What you need to do: Reproduce the entries word for word, and omit any picture you find in them.

Material shown:
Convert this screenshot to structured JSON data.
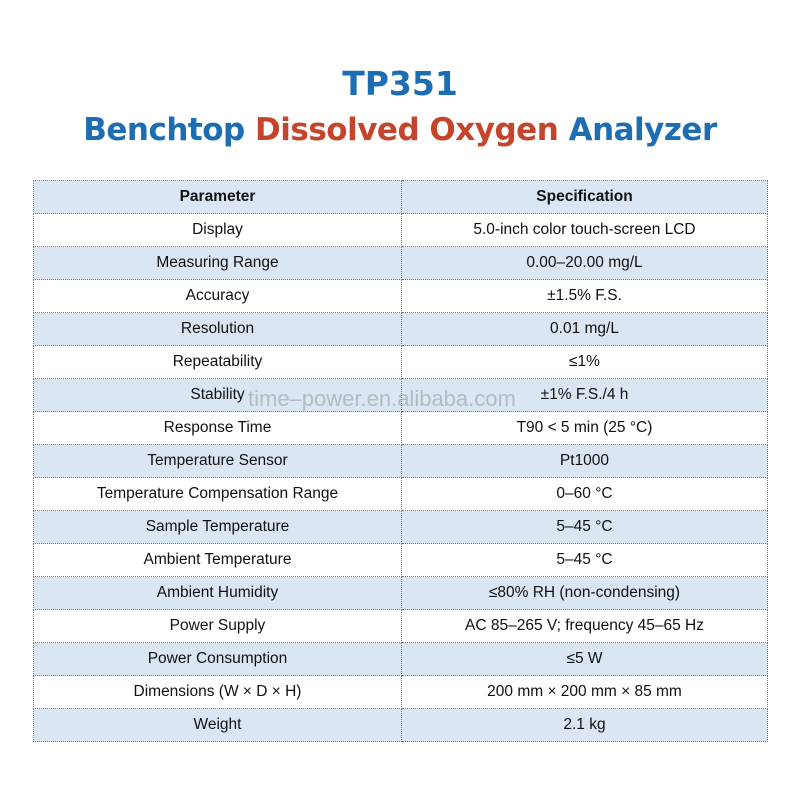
{
  "header": {
    "title": "TP351",
    "subtitle": [
      "Benchtop",
      "Dissolved Oxygen",
      "Analyzer"
    ]
  },
  "table": {
    "columns": [
      "Parameter",
      "Specification"
    ],
    "rows": [
      [
        "Display",
        "5.0-inch color touch-screen LCD"
      ],
      [
        "Measuring Range",
        "0.00–20.00 mg/L"
      ],
      [
        "Accuracy",
        "±1.5% F.S."
      ],
      [
        "Resolution",
        "0.01 mg/L"
      ],
      [
        "Repeatability",
        "≤1%"
      ],
      [
        "Stability",
        "±1% F.S./4 h"
      ],
      [
        "Response Time",
        "T90 < 5 min (25 °C)"
      ],
      [
        "Temperature Sensor",
        "Pt1000"
      ],
      [
        "Temperature Compensation Range",
        "0–60 °C"
      ],
      [
        "Sample Temperature",
        "5–45 °C"
      ],
      [
        "Ambient Temperature",
        "5–45 °C"
      ],
      [
        "Ambient Humidity",
        "≤80% RH (non-condensing)"
      ],
      [
        "Power Supply",
        "AC 85–265 V; frequency 45–65 Hz"
      ],
      [
        "Power Consumption",
        "≤5 W"
      ],
      [
        "Dimensions (W × D × H)",
        "200 mm × 200 mm × 85 mm"
      ],
      [
        "Weight",
        "2.1 kg"
      ]
    ]
  },
  "watermark": "time–power.en.alibaba.com"
}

Answer for the task:
Convert this screenshot to structured JSON data.
{
  "header": {
    "title": "TP351",
    "subtitle": [
      "Benchtop",
      "Dissolved Oxygen",
      "Analyzer"
    ]
  },
  "table": {
    "columns": [
      "Parameter",
      "Specification"
    ],
    "rows": [
      [
        "Display",
        "5.0-inch color touch-screen LCD"
      ],
      [
        "Measuring Range",
        "0.00–20.00 mg/L"
      ],
      [
        "Accuracy",
        "±1.5% F.S."
      ],
      [
        "Resolution",
        "0.01 mg/L"
      ],
      [
        "Repeatability",
        "≤1%"
      ],
      [
        "Stability",
        "±1% F.S./4 h"
      ],
      [
        "Response Time",
        "T90 < 5 min (25 °C)"
      ],
      [
        "Temperature Sensor",
        "Pt1000"
      ],
      [
        "Temperature Compensation Range",
        "0–60 °C"
      ],
      [
        "Sample Temperature",
        "5–45 °C"
      ],
      [
        "Ambient Temperature",
        "5–45 °C"
      ],
      [
        "Ambient Humidity",
        "≤80% RH (non-condensing)"
      ],
      [
        "Power Supply",
        "AC 85–265 V; frequency 45–65 Hz"
      ],
      [
        "Power Consumption",
        "≤5 W"
      ],
      [
        "Dimensions (W × D × H)",
        "200 mm × 200 mm × 85 mm"
      ],
      [
        "Weight",
        "2.1 kg"
      ]
    ]
  },
  "watermark": "time–power.en.alibaba.com"
}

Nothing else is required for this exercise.